>> Start

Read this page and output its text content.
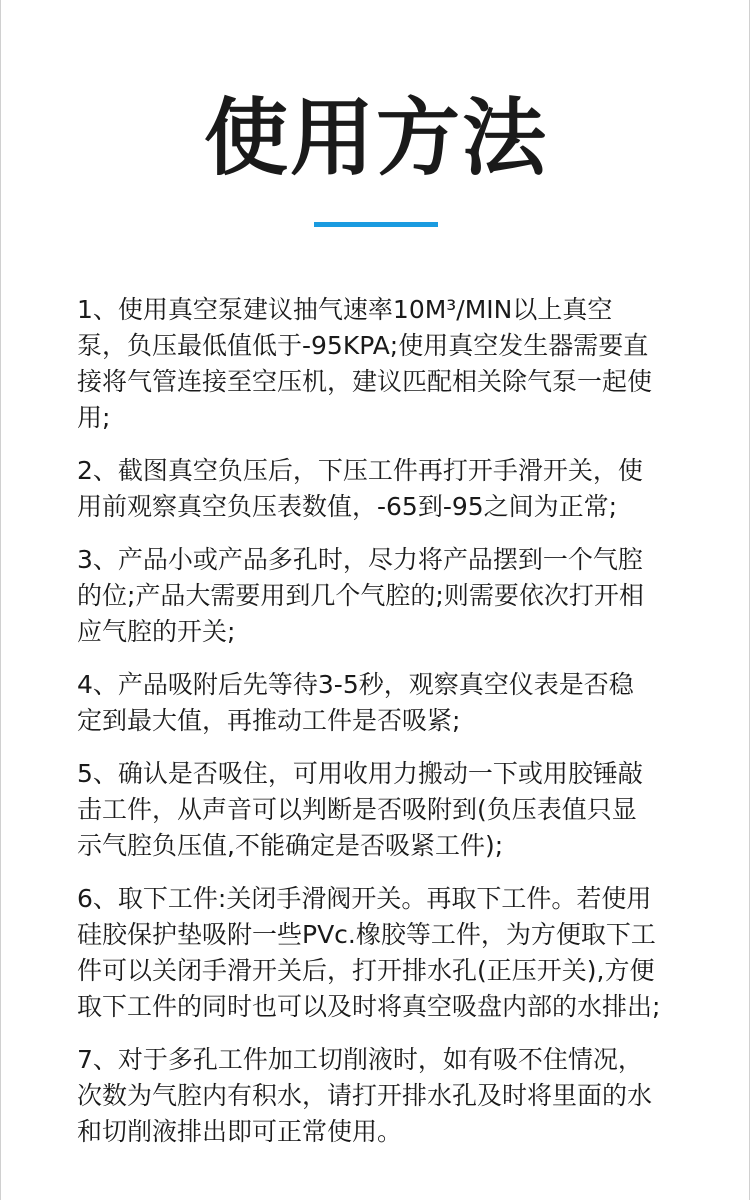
使用方法
1、使用真空泵建议抽气速率10M³/MIN以上真空
泵，负压最低值低于-95KPA;使用真空发生器需要直
接将气管连接至空压机，建议匹配相关除气泵一起使
用;
2、截图真空负压后，下压工件再打开手滑开关，使
用前观察真空负压表数值，-65到-95之间为正常;
3、产品小或产品多孔时，尽力将产品摆到一个气腔
的位;产品大需要用到几个气腔的;则需要依次打开相
应气腔的开关;
4、产品吸附后先等待3-5秒，观察真空仪表是否稳
定到最大值，再推动工件是否吸紧;
5、确认是否吸住，可用收用力搬动一下或用胶锤敲
击工件，从声音可以判断是否吸附到(负压表值只显
示气腔负压值,不能确定是否吸紧工件);
6、取下工件:关闭手滑阀开关。再取下工件。若使用
硅胶保护垫吸附一些PVc.橡胶等工件，为方便取下工
件可以关闭手滑开关后，打开排水孔(正压开关),方便
取下工件的同时也可以及时将真空吸盘内部的水排出;
7、对于多孔工件加工切削液时，如有吸不住情况，
次数为气腔内有积水，请打开排水孔及时将里面的水
和切削液排出即可正常使用。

>> End

• _Set task_: Transcribe the records above exactly, leaving out every picture.

• _Response_:
Read this page and output its text content.
使用方法
1、使用真空泵建议抽气速率10M³/MIN以上真空
泵，负压最低值低于-95KPA;使用真空发生器需要直
接将气管连接至空压机，建议匹配相关除气泵一起使
用;
2、截图真空负压后，下压工件再打开手滑开关，使
用前观察真空负压表数值，-65到-95之间为正常;
3、产品小或产品多孔时，尽力将产品摆到一个气腔
的位;产品大需要用到几个气腔的;则需要依次打开相
应气腔的开关;
4、产品吸附后先等待3-5秒，观察真空仪表是否稳
定到最大值，再推动工件是否吸紧;
5、确认是否吸住，可用收用力搬动一下或用胶锤敲
击工件，从声音可以判断是否吸附到(负压表值只显
示气腔负压值,不能确定是否吸紧工件);
6、取下工件:关闭手滑阀开关。再取下工件。若使用
硅胶保护垫吸附一些PVc.橡胶等工件，为方便取下工
件可以关闭手滑开关后，打开排水孔(正压开关),方便
取下工件的同时也可以及时将真空吸盘内部的水排出;
7、对于多孔工件加工切削液时，如有吸不住情况，
次数为气腔内有积水，请打开排水孔及时将里面的水
和切削液排出即可正常使用。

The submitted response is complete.